_Work to be completed_
Repeat the listing that follows, character for character, minus the pictures.

(Dataset items)
──────────
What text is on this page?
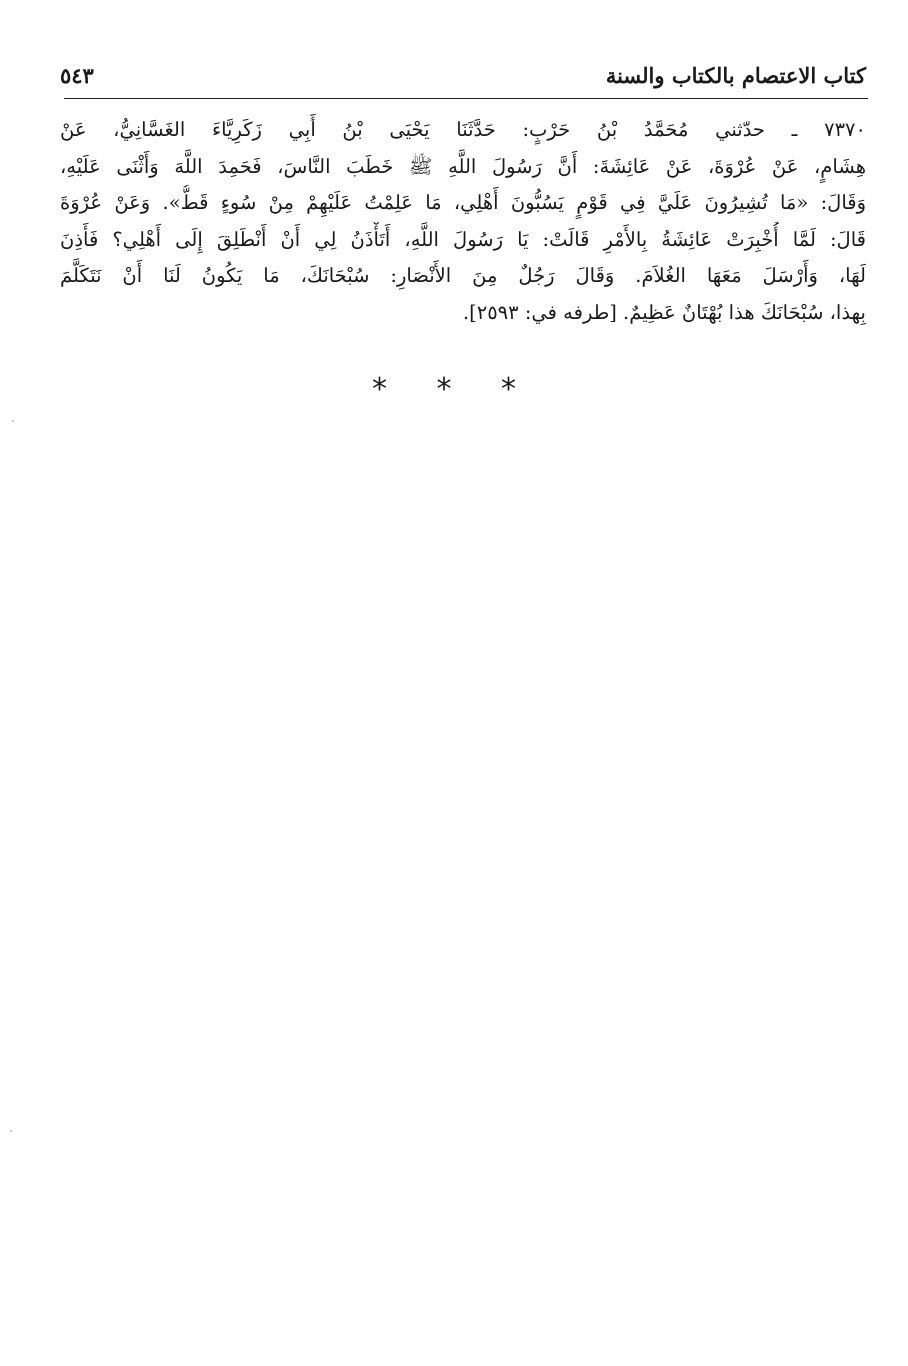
كتاب الاعتصام بالكتاب والسنة
٥٤٣
٧٣٧٠ ـ حدّثني مُحَمَّدُ بْنُ حَرْبٍ: حَدَّثَنَا يَحْيَى بْنُ أَبِي زَكَرِيَّاءَ الغَسَّانِيُّ، عَنْ
هِشَامٍ، عَنْ عُرْوَةَ، عَنْ عَائِشَةَ: أَنَّ رَسُولَ اللَّهِ ﷺ خَطَبَ النَّاسَ، فَحَمِدَ اللَّهَ وَأَثْنَى عَلَيْهِ،
وَقَالَ: «مَا تُشِيرُونَ عَلَيَّ فِي قَوْمٍ يَسُبُّونَ أَهْلِي، مَا عَلِمْتُ عَلَيْهِمْ مِنْ سُوءٍ قَطُّ». وَعَنْ عُرْوَةَ
قَالَ: لَمَّا أُخْبِرَتْ عَائِشَةُ بِالأَمْرِ قَالَتْ: يَا رَسُولَ اللَّهِ، أَتَأْذَنُ لِي أَنْ أَنْطَلِقَ إِلَى أَهْلِي؟ فَأَذِنَ
لَهَا، وَأَرْسَلَ مَعَهَا الغُلاَمَ. وَقَالَ رَجُلٌ مِنَ الأَنْصَارِ: سُبْحَانَكَ، مَا يَكُونُ لَنَا أَنْ نَتَكَلَّمَ
بِهذا، سُبْحَانَكَ هذا بُهْتَانٌ عَظِيمٌ. [طرفه في: ٢٥٩٣].
* * *
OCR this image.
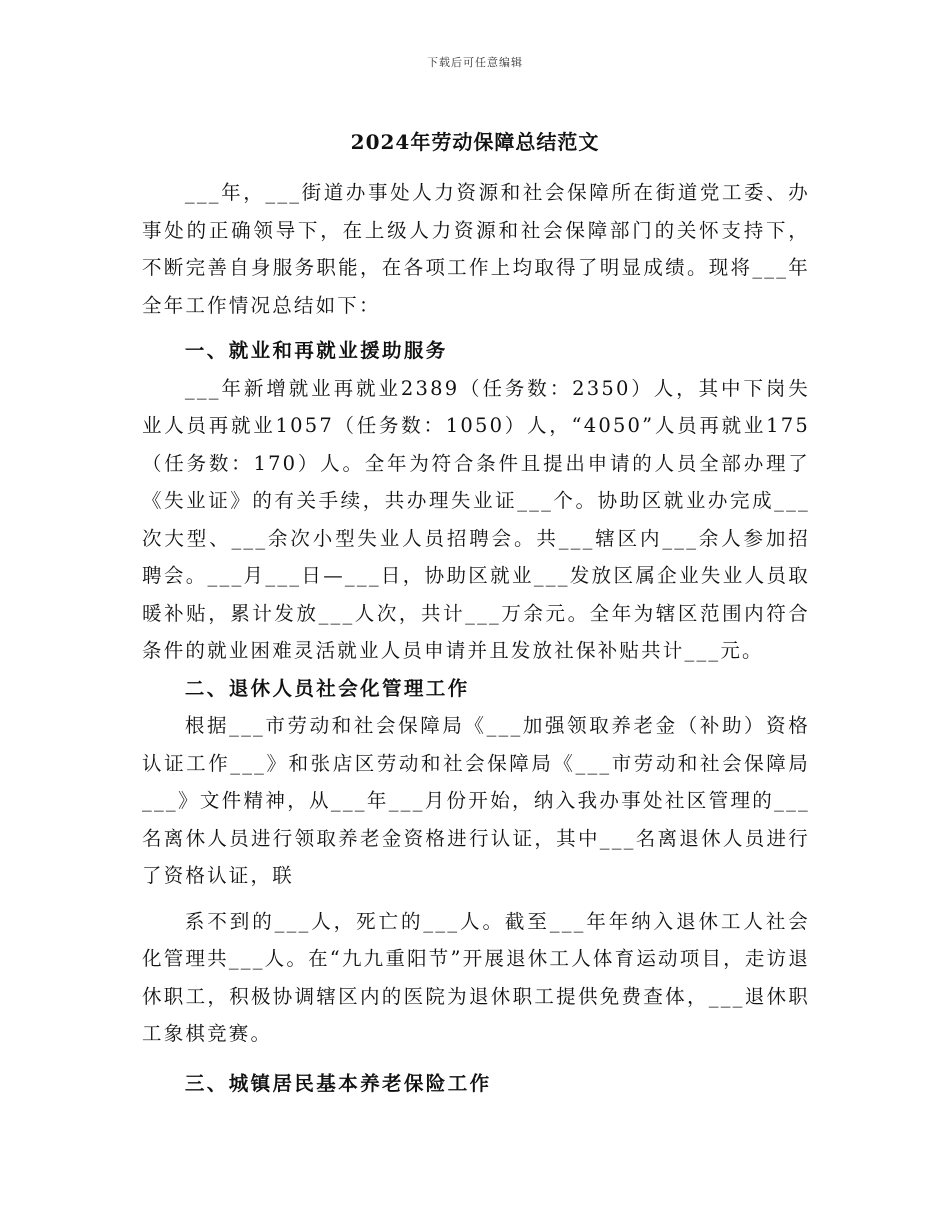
下载后可任意编辑
2024年劳动保障总结范文

___年，___街道办事处人力资源和社会保障所在街道党工委、办事处的正确领导下，在上级人力资源和社会保障部门的关怀支持下，不断完善自身服务职能，在各项工作上均取得了明显成绩。现将___年全年工作情况总结如下：

一、就业和再就业援助服务

___年新增就业再就业2389（任务数：2350）人，其中下岗失业人员再就业1057（任务数：1050）人，“4050”人员再就业175（任务数：170）人。全年为符合条件且提出申请的人员全部办理了《失业证》的有关手续，共办理失业证___个。协助区就业办完成___次大型、___余次小型失业人员招聘会。共___辖区内___余人参加招聘会。___月___日—___日，协助区就业___发放区属企业失业人员取暖补贴，累计发放___人次，共计___万余元。全年为辖区范围内符合条件的就业困难灵活就业人员申请并且发放社保补贴共计___元。

二、退休人员社会化管理工作

根据___市劳动和社会保障局《___加强领取养老金（补助）资格认证工作___》和张店区劳动和社会保障局《___市劳动和社会保障局___》文件精神，从___年___月份开始，纳入我办事处社区管理的___名离休人员进行领取养老金资格进行认证，其中___名离退休人员进行了资格认证，联

系不到的___人，死亡的___人。截至___年年纳入退休工人社会化管理共___人。在“九九重阳节”开展退休工人体育运动项目，走访退休职工，积极协调辖区内的医院为退休职工提供免费查体，___退休职工象棋竞赛。

三、城镇居民基本养老保险工作
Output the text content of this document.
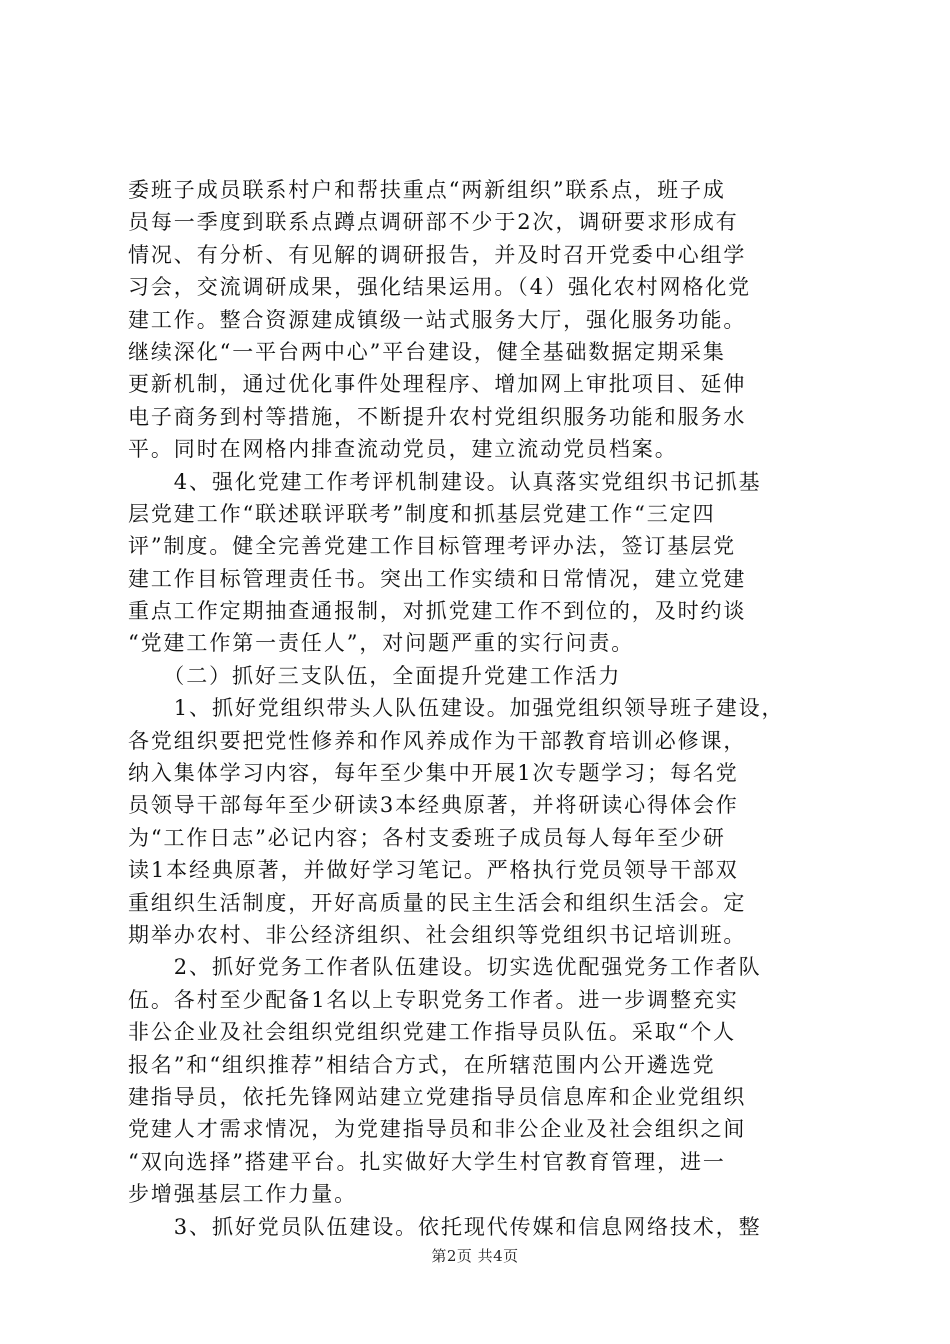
委班子成员联系村户和帮扶重点“两新组织”联系点，班子成
员每一季度到联系点蹲点调研部不少于2次，调研要求形成有
情况、有分析、有见解的调研报告，并及时召开党委中心组学
习会，交流调研成果，强化结果运用。（4）强化农村网格化党
建工作。整合资源建成镇级一站式服务大厅，强化服务功能。
继续深化“一平台两中心”平台建设，健全基础数据定期采集
更新机制，通过优化事件处理程序、增加网上审批项目、延伸
电子商务到村等措施，不断提升农村党组织服务功能和服务水
平。同时在网格内排查流动党员，建立流动党员档案。
　　4、强化党建工作考评机制建设。认真落实党组织书记抓基
层党建工作“联述联评联考”制度和抓基层党建工作“三定四
评”制度。健全完善党建工作目标管理考评办法，签订基层党
建工作目标管理责任书。突出工作实绩和日常情况，建立党建
重点工作定期抽查通报制，对抓党建工作不到位的，及时约谈
“党建工作第一责任人”，对问题严重的实行问责。
　　（二）抓好三支队伍，全面提升党建工作活力
　　1、抓好党组织带头人队伍建设。加强党组织领导班子建设，
各党组织要把党性修养和作风养成作为干部教育培训必修课，
纳入集体学习内容，每年至少集中开展1次专题学习；每名党
员领导干部每年至少研读3本经典原著，并将研读心得体会作
为“工作日志”必记内容；各村支委班子成员每人每年至少研
读1本经典原著，并做好学习笔记。严格执行党员领导干部双
重组织生活制度，开好高质量的民主生活会和组织生活会。定
期举办农村、非公经济组织、社会组织等党组织书记培训班。
　　2、抓好党务工作者队伍建设。切实选优配强党务工作者队
伍。各村至少配备1名以上专职党务工作者。进一步调整充实
非公企业及社会组织党组织党建工作指导员队伍。采取“个人
报名”和“组织推荐”相结合方式，在所辖范围内公开遴选党
建指导员，依托先锋网站建立党建指导员信息库和企业党组织
党建人才需求情况，为党建指导员和非公企业及社会组织之间
“双向选择”搭建平台。扎实做好大学生村官教育管理，进一
步增强基层工作力量。
　　3、抓好党员队伍建设。依托现代传媒和信息网络技术，整
第2页 共4页
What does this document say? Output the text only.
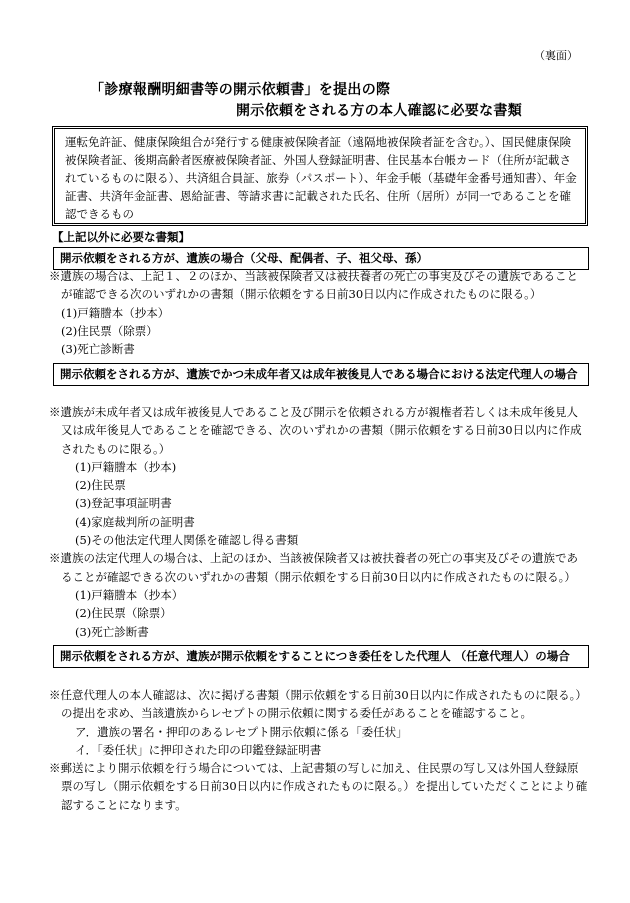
（裏面）
「診療報酬明細書等の開示依頼書」を提出の際
開示依頼をされる方の本人確認に必要な書類
運転免許証、健康保険組合が発行する健康被保険者証（遠隔地被保険者証を含む。）、国民健康保険被保険者証、後期高齢者医療被保険者証、外国人登録証明書、住民基本台帳カード（住所が記載されているものに限る）、共済組合員証、旅券（パスポート）、年金手帳（基礎年金番号通知書）、年金証書、共済年金証書、恩給証書、等請求書に記載された氏名、住所（居所）が同一であることを確認できるもの
【上記以外に必要な書類】
開示依頼をされる方が、遺族の場合（父母、配偶者、子、祖父母、孫）
※遺族の場合は、上記１、２のほか、当該被保険者又は被扶養者の死亡の事実及びその遺族であることが確認できる次のいずれかの書類（開示依頼をする日前30日以内に作成されたものに限る。）
(1)戸籍謄本（抄本）
(2)住民票（除票）
(3)死亡診断書
開示依頼をされる方が、遺族でかつ未成年者又は成年被後見人である場合における法定代理人の場合
※遺族が未成年者又は成年被後見人であること及び開示を依頼される方が親権者若しくは未成年後見人又は成年後見人であることを確認できる、次のいずれかの書類（開示依頼をする日前30日以内に作成されたものに限る。）
(1)戸籍謄本（抄本)
(2)住民票
(3)登記事項証明書
(4)家庭裁判所の証明書
(5)その他法定代理人関係を確認し得る書類
※遺族の法定代理人の場合は、上記のほか、当該被保険者又は被扶養者の死亡の事実及びその遺族であることが確認できる次のいずれかの書類（開示依頼をする日前30日以内に作成されたものに限る。）
(1)戸籍謄本（抄本）
(2)住民票（除票）
(3)死亡診断書
開示依頼をされる方が、遺族が開示依頼をすることにつき委任をした代理人 （任意代理人）の場合
※任意代理人の本人確認は、次に掲げる書類（開示依頼をする日前30日以内に作成されたものに限る。）の提出を求め、当該遺族からレセプトの開示依頼に関する委任があることを確認すること。
ア．遺族の署名・押印のあるレセプト開示依頼に係る「委任状」
イ．「委任状」に押印された印の印鑑登録証明書
※郵送により開示依頼を行う場合については、上記書類の写しに加え、住民票の写し又は外国人登録原票の写し（開示依頼をする日前30日以内に作成されたものに限る。）を提出していただくことにより確認することになります。
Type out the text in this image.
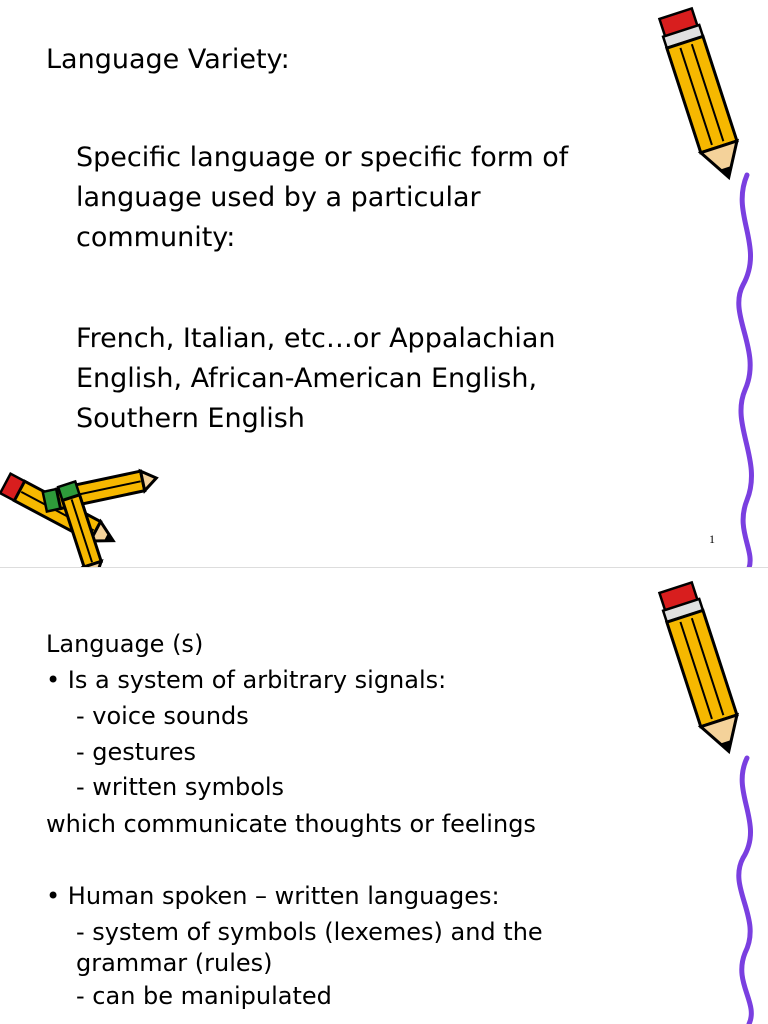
Language Variety:

Specific language or specific form of

language used by a particular

community:

French, Italian, etc…or Appalachian

English, African-American English,

Southern English

1

Language (s)

• Is a system of arbitrary signals:

- voice sounds

- gestures

- written symbols

which communicate thoughts or feelings

• Human spoken – written languages:

- system of symbols (lexemes) and the

grammar (rules)

- can be manipulated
──────────
_Answer for the task_
What text is on this page?
كتاب الاعتصام بالكتاب والسنة
٥٤٣
٧٣٧٠ ـ حدّثني مُحَمَّدُ بْنُ حَرْبٍ: حَدَّثَنَا يَحْيَى بْنُ أَبِي زَكَرِيَّاءَ الغَسَّانِيُّ، عَنْ
هِشَامٍ، عَنْ عُرْوَةَ، عَنْ عَائِشَةَ: أَنَّ رَسُولَ اللَّهِ ﷺ خَطَبَ النَّاسَ، فَحَمِدَ اللَّهَ وَأَثْنَى عَلَيْهِ،
وَقَالَ: «مَا تُشِيرُونَ عَلَيَّ فِي قَوْمٍ يَسُبُّونَ أَهْلِي، مَا عَلِمْتُ عَلَيْهِمْ مِنْ سُوءٍ قَطُّ». وَعَنْ عُرْوَةَ
قَالَ: لَمَّا أُخْبِرَتْ عَائِشَةُ بِالأَمْرِ قَالَتْ: يَا رَسُولَ اللَّهِ، أَتَأْذَنُ لِي أَنْ أَنْطَلِقَ إِلَى أَهْلِي؟ فَأَذِنَ
لَهَا، وَأَرْسَلَ مَعَهَا الغُلاَمَ. وَقَالَ رَجُلٌ مِنَ الأَنْصَارِ: سُبْحَانَكَ، مَا يَكُونُ لَنَا أَنْ نَتَكَلَّمَ
بِهذا، سُبْحَانَكَ هذا بُهْتَانٌ عَظِيمٌ. [طرفه في: ٢٥٩٣].
* * *
OCR this image.
下载后可任意编辑
2024年劳动保障总结范文

___年，___街道办事处人力资源和社会保障所在街道党工委、办事处的正确领导下，在上级人力资源和社会保障部门的关怀支持下，不断完善自身服务职能，在各项工作上均取得了明显成绩。现将___年全年工作情况总结如下：

一、就业和再就业援助服务

___年新增就业再就业2389（任务数：2350）人，其中下岗失业人员再就业1057（任务数：1050）人，“4050”人员再就业175（任务数：170）人。全年为符合条件且提出申请的人员全部办理了《失业证》的有关手续，共办理失业证___个。协助区就业办完成___次大型、___余次小型失业人员招聘会。共___辖区内___余人参加招聘会。___月___日—___日，协助区就业___发放区属企业失业人员取暖补贴，累计发放___人次，共计___万余元。全年为辖区范围内符合条件的就业困难灵活就业人员申请并且发放社保补贴共计___元。

二、退休人员社会化管理工作

根据___市劳动和社会保障局《___加强领取养老金（补助）资格认证工作___》和张店区劳动和社会保障局《___市劳动和社会保障局___》文件精神，从___年___月份开始，纳入我办事处社区管理的___名离休人员进行领取养老金资格进行认证，其中___名离退休人员进行了资格认证，联

系不到的___人，死亡的___人。截至___年年纳入退休工人社会化管理共___人。在“九九重阳节”开展退休工人体育运动项目，走访退休职工，积极协调辖区内的医院为退休职工提供免费查体，___退休职工象棋竞赛。

三、城镇居民基本养老保险工作
Output the text content of this document.
委班子成员联系村户和帮扶重点“两新组织”联系点，班子成
员每一季度到联系点蹲点调研部不少于2次，调研要求形成有
情况、有分析、有见解的调研报告，并及时召开党委中心组学
习会，交流调研成果，强化结果运用。（4）强化农村网格化党
建工作。整合资源建成镇级一站式服务大厅，强化服务功能。
继续深化“一平台两中心”平台建设，健全基础数据定期采集
更新机制，通过优化事件处理程序、增加网上审批项目、延伸
电子商务到村等措施，不断提升农村党组织服务功能和服务水
平。同时在网格内排查流动党员，建立流动党员档案。
　　4、强化党建工作考评机制建设。认真落实党组织书记抓基
层党建工作“联述联评联考”制度和抓基层党建工作“三定四
评”制度。健全完善党建工作目标管理考评办法，签订基层党
建工作目标管理责任书。突出工作实绩和日常情况，建立党建
重点工作定期抽查通报制，对抓党建工作不到位的，及时约谈
“党建工作第一责任人”，对问题严重的实行问责。
　　（二）抓好三支队伍，全面提升党建工作活力
　　1、抓好党组织带头人队伍建设。加强党组织领导班子建设，
各党组织要把党性修养和作风养成作为干部教育培训必修课，
纳入集体学习内容，每年至少集中开展1次专题学习；每名党
员领导干部每年至少研读3本经典原著，并将研读心得体会作
为“工作日志”必记内容；各村支委班子成员每人每年至少研
读1本经典原著，并做好学习笔记。严格执行党员领导干部双
重组织生活制度，开好高质量的民主生活会和组织生活会。定
期举办农村、非公经济组织、社会组织等党组织书记培训班。
　　2、抓好党务工作者队伍建设。切实选优配强党务工作者队
伍。各村至少配备1名以上专职党务工作者。进一步调整充实
非公企业及社会组织党组织党建工作指导员队伍。采取“个人
报名”和“组织推荐”相结合方式，在所辖范围内公开遴选党
建指导员，依托先锋网站建立党建指导员信息库和企业党组织
党建人才需求情况，为党建指导员和非公企业及社会组织之间
“双向选择”搭建平台。扎实做好大学生村官教育管理，进一
步增强基层工作力量。
　　3、抓好党员队伍建设。依托现代传媒和信息网络技术，整
第2页 共4页
What does this document say? Output the text only.
（裏面）
「診療報酬明細書等の開示依頼書」を提出の際
開示依頼をされる方の本人確認に必要な書類
運転免許証、健康保険組合が発行する健康被保険者証（遠隔地被保険者証を含む。）、国民健康保険被保険者証、後期高齢者医療被保険者証、外国人登録証明書、住民基本台帳カード（住所が記載されているものに限る）、共済組合員証、旅券（パスポート）、年金手帳（基礎年金番号通知書）、年金証書、共済年金証書、恩給証書、等請求書に記載された氏名、住所（居所）が同一であることを確認できるもの
【上記以外に必要な書類】
開示依頼をされる方が、遺族の場合（父母、配偶者、子、祖父母、孫）
※遺族の場合は、上記１、２のほか、当該被保険者又は被扶養者の死亡の事実及びその遺族であることが確認できる次のいずれかの書類（開示依頼をする日前30日以内に作成されたものに限る。）
(1)戸籍謄本（抄本）
(2)住民票（除票）
(3)死亡診断書
開示依頼をされる方が、遺族でかつ未成年者又は成年被後見人である場合における法定代理人の場合
※遺族が未成年者又は成年被後見人であること及び開示を依頼される方が親権者若しくは未成年後見人又は成年後見人であることを確認できる、次のいずれかの書類（開示依頼をする日前30日以内に作成されたものに限る。）
(1)戸籍謄本（抄本)
(2)住民票
(3)登記事項証明書
(4)家庭裁判所の証明書
(5)その他法定代理人関係を確認し得る書類
※遺族の法定代理人の場合は、上記のほか、当該被保険者又は被扶養者の死亡の事実及びその遺族であることが確認できる次のいずれかの書類（開示依頼をする日前30日以内に作成されたものに限る。）
(1)戸籍謄本（抄本）
(2)住民票（除票）
(3)死亡診断書
開示依頼をされる方が、遺族が開示依頼をすることにつき委任をした代理人 （任意代理人）の場合
※任意代理人の本人確認は、次に掲げる書類（開示依頼をする日前30日以内に作成されたものに限る。）の提出を求め、当該遺族からレセプトの開示依頼に関する委任があることを確認すること。
ア．遺族の署名・押印のあるレセプト開示依頼に係る「委任状」
イ．「委任状」に押印された印の印鑑登録証明書
※郵送により開示依頼を行う場合については、上記書類の写しに加え、住民票の写し又は外国人登録原票の写し（開示依頼をする日前30日以内に作成されたものに限る。）を提出していただくことにより確認することになります。
Type out the text in this image.
Language Variety:

Specific language or specific form of

language used by a particular

community:

French, Italian, etc…or Appalachian

English, African-American English,

Southern English

1

Language (s)

• Is a system of arbitrary signals:

- voice sounds

- gestures

- written symbols

which communicate thoughts or feelings

• Human spoken – written languages:

- system of symbols (lexemes) and the

grammar (rules)

- can be manipulated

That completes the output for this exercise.